Stated problem:
Copy all lines in which the word "weights" can be found.

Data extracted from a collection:
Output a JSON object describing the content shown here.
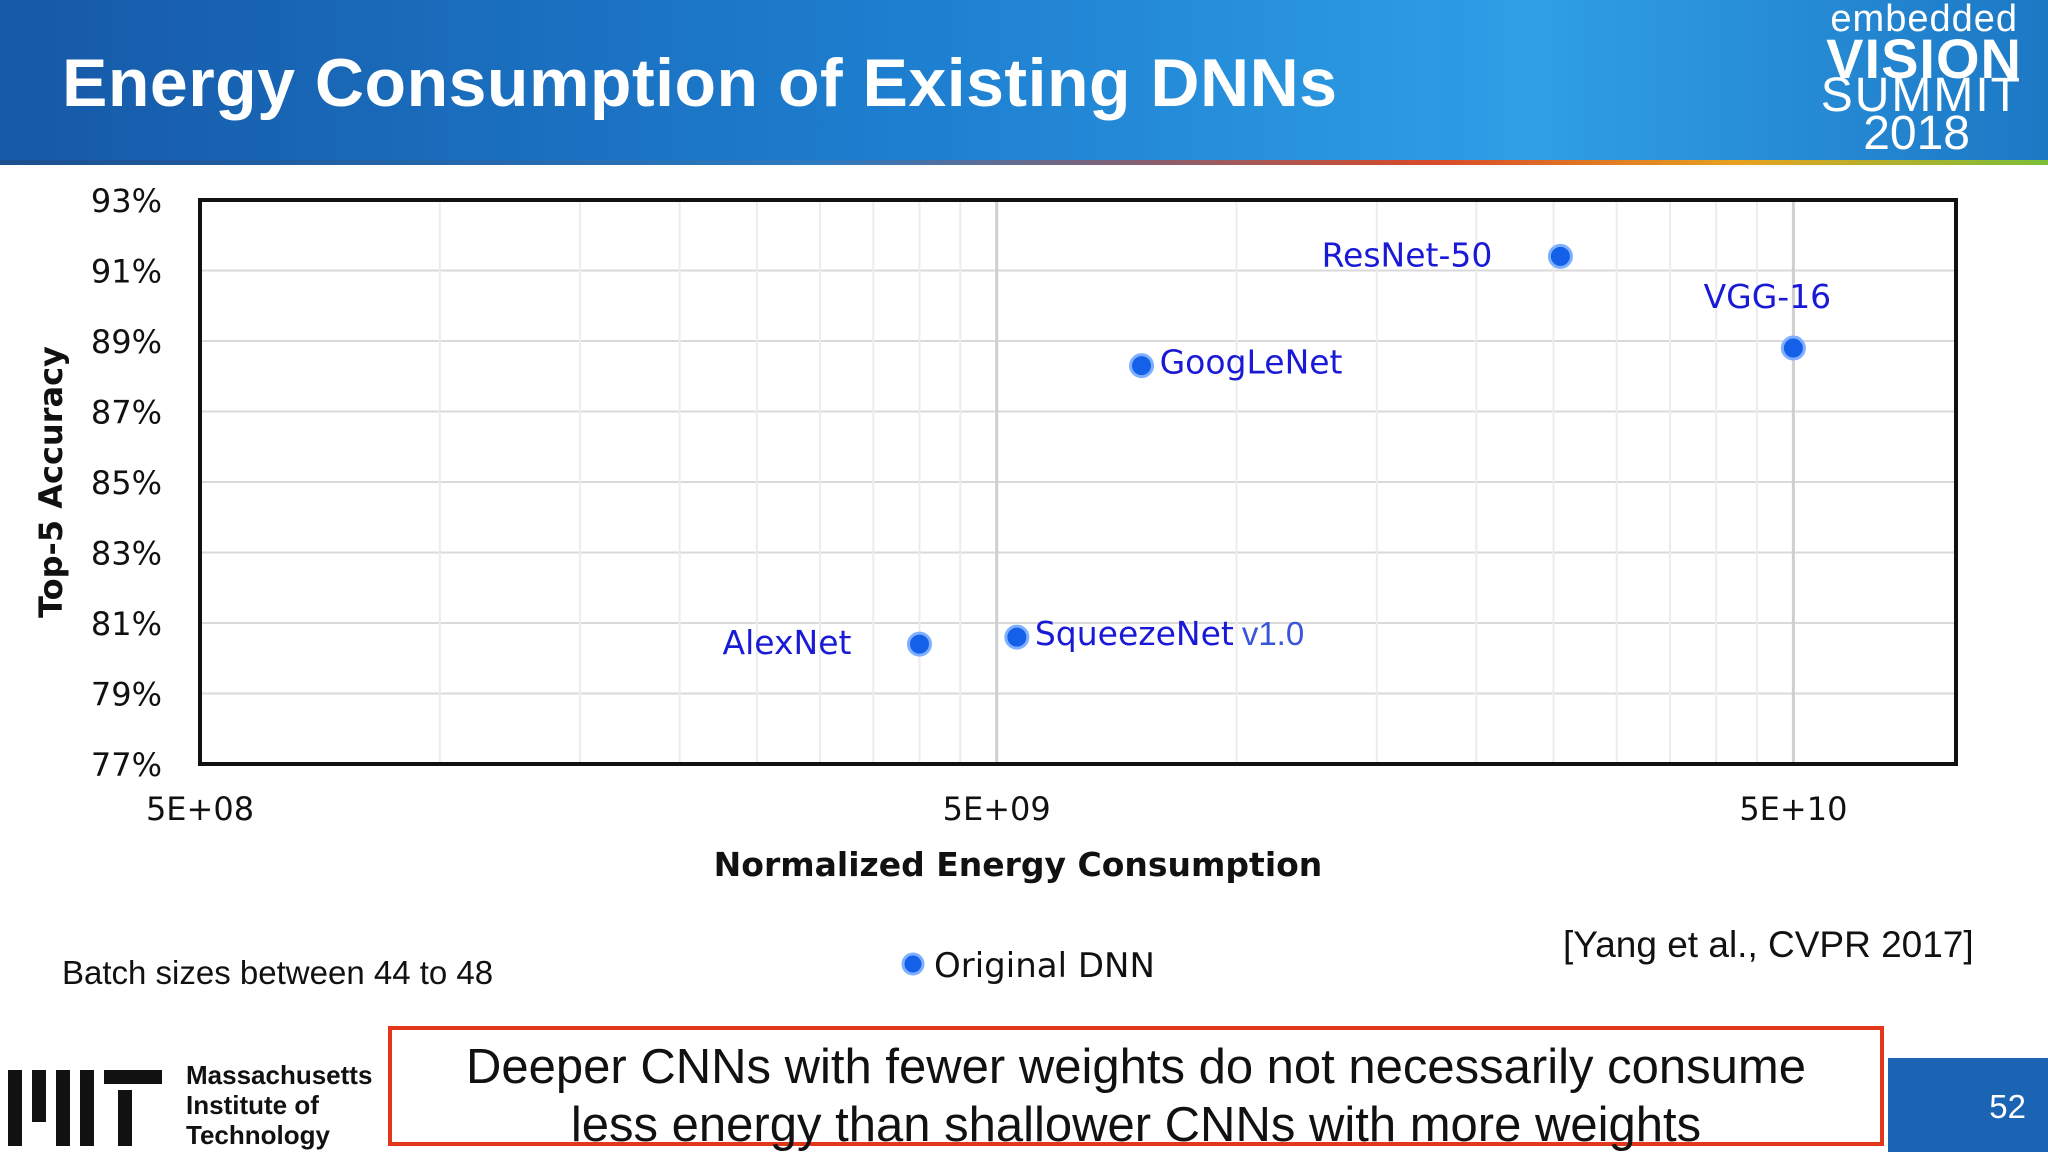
{
  "header": {
    "title": "Energy Consumption of Existing DNNs",
    "logo": {
      "line1": "embedded",
      "line2": "VISION",
      "line3": "SUMMIT",
      "line4": "2018"
    }
  },
  "chart_data": {
    "type": "scatter",
    "xlabel": "Normalized Energy Consumption",
    "ylabel": "Top-5 Accuracy",
    "x_scale": "log",
    "xlim": [
      500000000,
      80000000000
    ],
    "ylim": [
      77,
      93
    ],
    "x_ticks": [
      {
        "value": 500000000,
        "label": "5E+08"
      },
      {
        "value": 5000000000,
        "label": "5E+09"
      },
      {
        "value": 50000000000,
        "label": "5E+10"
      }
    ],
    "y_ticks": [
      {
        "value": 93,
        "label": "93%"
      },
      {
        "value": 91,
        "label": "91%"
      },
      {
        "value": 89,
        "label": "89%"
      },
      {
        "value": 87,
        "label": "87%"
      },
      {
        "value": 85,
        "label": "85%"
      },
      {
        "value": 83,
        "label": "83%"
      },
      {
        "value": 81,
        "label": "81%"
      },
      {
        "value": 79,
        "label": "79%"
      },
      {
        "value": 77,
        "label": "77%"
      }
    ],
    "grid": true,
    "point_color": "#1560e8",
    "label_color": "#1a1ad6",
    "legend_entry": "Original DNN",
    "legend_position": "bottom-center",
    "series": [
      {
        "points": [
          {
            "label": "AlexNet",
            "x": 4000000000,
            "y": 80.4,
            "label_side": "left"
          },
          {
            "label": "SqueezeNet",
            "label_suffix": "v1.0",
            "x": 5300000000,
            "y": 80.6,
            "label_side": "right"
          },
          {
            "label": "GoogLeNet",
            "x": 7600000000,
            "y": 88.3,
            "label_side": "right"
          },
          {
            "label": "ResNet-50",
            "x": 25500000000,
            "y": 91.4,
            "label_side": "left"
          },
          {
            "label": "VGG-16",
            "x": 50000000000,
            "y": 88.8,
            "label_side": "above"
          }
        ]
      }
    ]
  },
  "notes": {
    "batch": "Batch sizes between 44 to 48",
    "citation": "[Yang et al., CVPR 2017]"
  },
  "footer": {
    "institution": [
      "Massachusetts",
      "Institute of",
      "Technology"
    ],
    "takeaway_line1": "Deeper CNNs with fewer weights do not necessarily consume",
    "takeaway_line2": "less energy than shallower CNNs with more weights",
    "page_number": "52"
  }
}
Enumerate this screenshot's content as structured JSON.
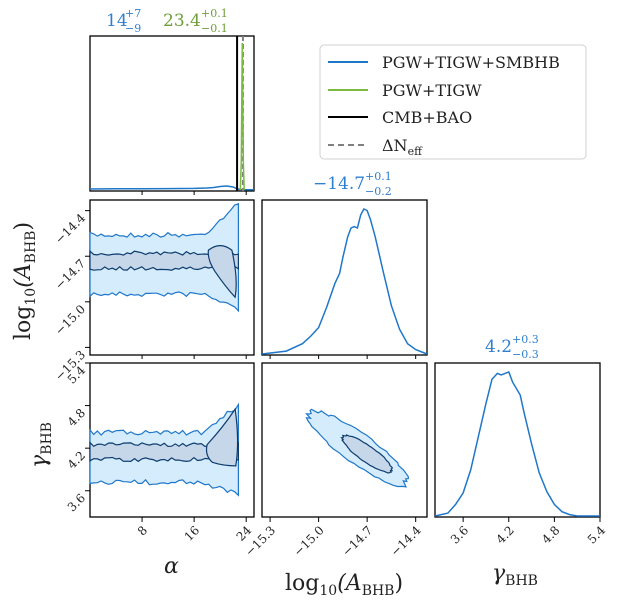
{
  "chart_data": {
    "type": "corner",
    "parameters": [
      {
        "key": "alpha",
        "label": "α",
        "range": [
          0,
          25.2
        ],
        "ticks": [
          8,
          16,
          24
        ]
      },
      {
        "key": "log10_A_BHB",
        "label": "log10(A_BHB)",
        "label_main": "log",
        "label_sub": "10",
        "label_paren": "(A",
        "label_sub2": "BHB",
        "label_close": ")",
        "range": [
          -15.35,
          -14.33
        ],
        "ticks": [
          -15.3,
          -15.0,
          -14.7,
          -14.4
        ],
        "tick_labels": [
          "−15.3",
          "−15.0",
          "−14.7",
          "−14.4"
        ]
      },
      {
        "key": "gamma_BHB",
        "label": "γBHB",
        "label_main": "γ",
        "label_sub": "BHB",
        "range": [
          3.23,
          5.4
        ],
        "ticks": [
          3.6,
          4.2,
          4.8,
          5.4
        ],
        "tick_labels": [
          "3.6",
          "4.2",
          "4.8",
          "5.4"
        ]
      }
    ],
    "titles": [
      {
        "panel": "alpha",
        "entries": [
          {
            "series": "PGW+TIGW+SMBHB",
            "value": "14",
            "plus": "+7",
            "minus": "−9"
          },
          {
            "series": "PGW+TIGW",
            "value": "23.4",
            "plus": "+0.1",
            "minus": "−0.1"
          }
        ]
      },
      {
        "panel": "log10_A_BHB",
        "entries": [
          {
            "series": "PGW+TIGW+SMBHB",
            "value": "−14.7",
            "plus": "+0.1",
            "minus": "−0.2"
          }
        ]
      },
      {
        "panel": "gamma_BHB",
        "entries": [
          {
            "series": "PGW+TIGW+SMBHB",
            "value": "4.2",
            "plus": "+0.3",
            "minus": "−0.3"
          }
        ]
      }
    ],
    "legend": {
      "placement": "top-right",
      "entries": [
        {
          "label": "PGW+TIGW+SMBHB",
          "color": "#1f77c9",
          "style": "solid"
        },
        {
          "label": "PGW+TIGW",
          "color": "#7cbb42",
          "style": "solid"
        },
        {
          "label": "CMB+BAO",
          "color": "#000000",
          "style": "solid"
        },
        {
          "label": "ΔN_eff",
          "label_main": "ΔN",
          "label_sub": "eff",
          "color": "#808080",
          "style": "dashed"
        }
      ]
    },
    "vertical_lines_alpha": [
      {
        "series": "CMB+BAO",
        "x": 22.6,
        "color": "#000000",
        "style": "solid"
      },
      {
        "series": "ΔN_eff",
        "x": 23.5,
        "color": "#808080",
        "style": "dashed"
      }
    ],
    "marginal_alpha": {
      "series": "PGW+TIGW+SMBHB",
      "x": [
        0,
        4,
        8,
        12,
        16,
        18,
        19,
        20,
        21,
        22,
        22.5,
        23,
        24,
        25.2
      ],
      "y": [
        0.01,
        0.012,
        0.013,
        0.014,
        0.016,
        0.02,
        0.025,
        0.035,
        0.04,
        0.03,
        0.015,
        0.005,
        0.003,
        0.003
      ]
    },
    "marginal_alpha_pgw_tigw": {
      "series": "PGW+TIGW",
      "x": [
        23.1,
        23.25,
        23.35,
        23.4,
        23.45,
        23.55,
        23.7
      ],
      "y": [
        0,
        0.2,
        0.8,
        1.0,
        0.8,
        0.2,
        0
      ]
    },
    "marginal_logA": {
      "series": "PGW+TIGW+SMBHB",
      "x": [
        -15.35,
        -15.2,
        -15.1,
        -15.05,
        -15.0,
        -14.95,
        -14.9,
        -14.87,
        -14.85,
        -14.82,
        -14.8,
        -14.78,
        -14.76,
        -14.74,
        -14.72,
        -14.7,
        -14.68,
        -14.65,
        -14.6,
        -14.55,
        -14.5,
        -14.45,
        -14.4,
        -14.33
      ],
      "y": [
        0.0,
        0.02,
        0.07,
        0.12,
        0.18,
        0.32,
        0.48,
        0.55,
        0.66,
        0.8,
        0.86,
        0.87,
        0.86,
        0.95,
        0.99,
        0.98,
        0.92,
        0.8,
        0.56,
        0.33,
        0.17,
        0.07,
        0.03,
        0.0
      ]
    },
    "marginal_gamma": {
      "series": "PGW+TIGW+SMBHB",
      "x": [
        3.23,
        3.4,
        3.5,
        3.6,
        3.7,
        3.8,
        3.9,
        3.98,
        4.05,
        4.1,
        4.15,
        4.2,
        4.25,
        4.35,
        4.4,
        4.5,
        4.6,
        4.7,
        4.8,
        4.9,
        5.0,
        5.1,
        5.4
      ],
      "y": [
        0.0,
        0.02,
        0.08,
        0.16,
        0.32,
        0.55,
        0.78,
        0.95,
        0.99,
        0.98,
        0.99,
        1.0,
        0.93,
        0.84,
        0.72,
        0.5,
        0.3,
        0.17,
        0.08,
        0.03,
        0.01,
        0.0,
        0.0
      ]
    },
    "contours": {
      "alpha_vs_logA": {
        "outer_y_range": [
          -14.95,
          -14.55
        ],
        "inner_y_center": -14.73,
        "hotspot_alpha": [
          18,
          22.5
        ]
      },
      "alpha_vs_gamma": {
        "outer_y_range": [
          3.7,
          4.5
        ],
        "inner_y_center": 4.15,
        "hotspot_alpha": [
          18,
          22.5
        ]
      },
      "logA_vs_gamma": {
        "correlation": "negative",
        "outer": {
          "center": [
            -14.76,
            4.2
          ]
        },
        "inner": {
          "center": [
            -14.7,
            4.1
          ]
        }
      }
    },
    "colors": {
      "smbhb": "#1f77c9",
      "smbhb_dark": "#0d3c6e",
      "fill_outer": "#d4ecfb",
      "fill_inner": "#c7d7ea",
      "pgw_tigw": "#7cbb42",
      "cmb": "#000000",
      "neff": "#808080",
      "title_blue": "#2f7fd0",
      "title_green": "#6f9f3a"
    }
  }
}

Result:
    "takeaway_line1": "Deeper CNNs with fewer weights do not necessarily consume",
    "takeaway_line2": "less energy than shallower CNNs with more weights",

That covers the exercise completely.